╭─ PROVIDED INFORMATION

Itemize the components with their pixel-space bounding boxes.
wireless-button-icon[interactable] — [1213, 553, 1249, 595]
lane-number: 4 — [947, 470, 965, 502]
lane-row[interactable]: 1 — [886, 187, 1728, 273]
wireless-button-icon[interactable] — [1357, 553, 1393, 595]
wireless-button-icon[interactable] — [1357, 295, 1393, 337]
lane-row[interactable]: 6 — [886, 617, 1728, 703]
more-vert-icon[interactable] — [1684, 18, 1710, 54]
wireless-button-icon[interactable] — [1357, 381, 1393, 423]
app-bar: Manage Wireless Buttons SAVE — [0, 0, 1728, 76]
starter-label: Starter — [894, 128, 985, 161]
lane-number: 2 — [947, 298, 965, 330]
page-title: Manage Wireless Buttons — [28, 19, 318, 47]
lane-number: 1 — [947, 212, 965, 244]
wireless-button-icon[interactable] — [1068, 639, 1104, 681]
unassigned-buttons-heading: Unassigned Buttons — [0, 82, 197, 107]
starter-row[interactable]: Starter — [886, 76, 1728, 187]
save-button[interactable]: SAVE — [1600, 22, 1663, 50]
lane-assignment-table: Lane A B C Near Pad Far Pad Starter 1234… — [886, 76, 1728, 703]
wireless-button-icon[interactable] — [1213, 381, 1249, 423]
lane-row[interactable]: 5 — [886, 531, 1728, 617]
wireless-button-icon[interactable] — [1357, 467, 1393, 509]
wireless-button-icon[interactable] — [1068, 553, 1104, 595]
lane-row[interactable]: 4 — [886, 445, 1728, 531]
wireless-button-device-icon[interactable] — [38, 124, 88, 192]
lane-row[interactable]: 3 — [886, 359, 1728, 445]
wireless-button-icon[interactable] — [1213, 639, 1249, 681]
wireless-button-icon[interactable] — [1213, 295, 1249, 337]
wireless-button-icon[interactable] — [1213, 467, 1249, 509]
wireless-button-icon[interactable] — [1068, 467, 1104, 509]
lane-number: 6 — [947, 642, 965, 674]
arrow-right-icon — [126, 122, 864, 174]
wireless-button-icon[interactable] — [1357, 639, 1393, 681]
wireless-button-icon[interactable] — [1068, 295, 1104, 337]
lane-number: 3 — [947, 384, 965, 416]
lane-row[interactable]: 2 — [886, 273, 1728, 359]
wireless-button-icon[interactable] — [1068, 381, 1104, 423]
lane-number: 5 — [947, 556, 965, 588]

╰─

*WORK REQUIRED:*
Rewrite the entries in full, replacing every "lane-row" with "lane-strip" and leaving everything else unchanged.

*WRITTEN ANSWER:*
Itemize the components with their pixel-space bounding boxes.
wireless-button-icon[interactable] — [1213, 553, 1249, 595]
lane-number: 4 — [947, 470, 965, 502]
lane-strip[interactable]: 1 — [886, 187, 1728, 273]
wireless-button-icon[interactable] — [1357, 553, 1393, 595]
wireless-button-icon[interactable] — [1357, 295, 1393, 337]
lane-strip[interactable]: 6 — [886, 617, 1728, 703]
more-vert-icon[interactable] — [1684, 18, 1710, 54]
wireless-button-icon[interactable] — [1357, 381, 1393, 423]
app-bar: Manage Wireless Buttons SAVE — [0, 0, 1728, 76]
starter-label: Starter — [894, 128, 985, 161]
lane-number: 2 — [947, 298, 965, 330]
page-title: Manage Wireless Buttons — [28, 19, 318, 47]
lane-number: 1 — [947, 212, 965, 244]
wireless-button-icon[interactable] — [1068, 639, 1104, 681]
unassigned-buttons-heading: Unassigned Buttons — [0, 82, 197, 107]
starter-row[interactable]: Starter — [886, 76, 1728, 187]
save-button[interactable]: SAVE — [1600, 22, 1663, 50]
lane-assignment-table: Lane A B C Near Pad Far Pad Starter 1234… — [886, 76, 1728, 703]
wireless-button-icon[interactable] — [1213, 381, 1249, 423]
lane-strip[interactable]: 5 — [886, 531, 1728, 617]
wireless-button-icon[interactable] — [1357, 467, 1393, 509]
wireless-button-icon[interactable] — [1068, 553, 1104, 595]
lane-strip[interactable]: 4 — [886, 445, 1728, 531]
wireless-button-device-icon[interactable] — [38, 124, 88, 192]
lane-strip[interactable]: 3 — [886, 359, 1728, 445]
wireless-button-icon[interactable] — [1213, 639, 1249, 681]
wireless-button-icon[interactable] — [1213, 295, 1249, 337]
wireless-button-icon[interactable] — [1213, 467, 1249, 509]
wireless-button-icon[interactable] — [1068, 467, 1104, 509]
lane-number: 6 — [947, 642, 965, 674]
arrow-right-icon — [126, 122, 864, 174]
wireless-button-icon[interactable] — [1357, 639, 1393, 681]
wireless-button-icon[interactable] — [1068, 295, 1104, 337]
lane-number: 3 — [947, 384, 965, 416]
lane-strip[interactable]: 2 — [886, 273, 1728, 359]
wireless-button-icon[interactable] — [1068, 381, 1104, 423]
lane-number: 5 — [947, 556, 965, 588]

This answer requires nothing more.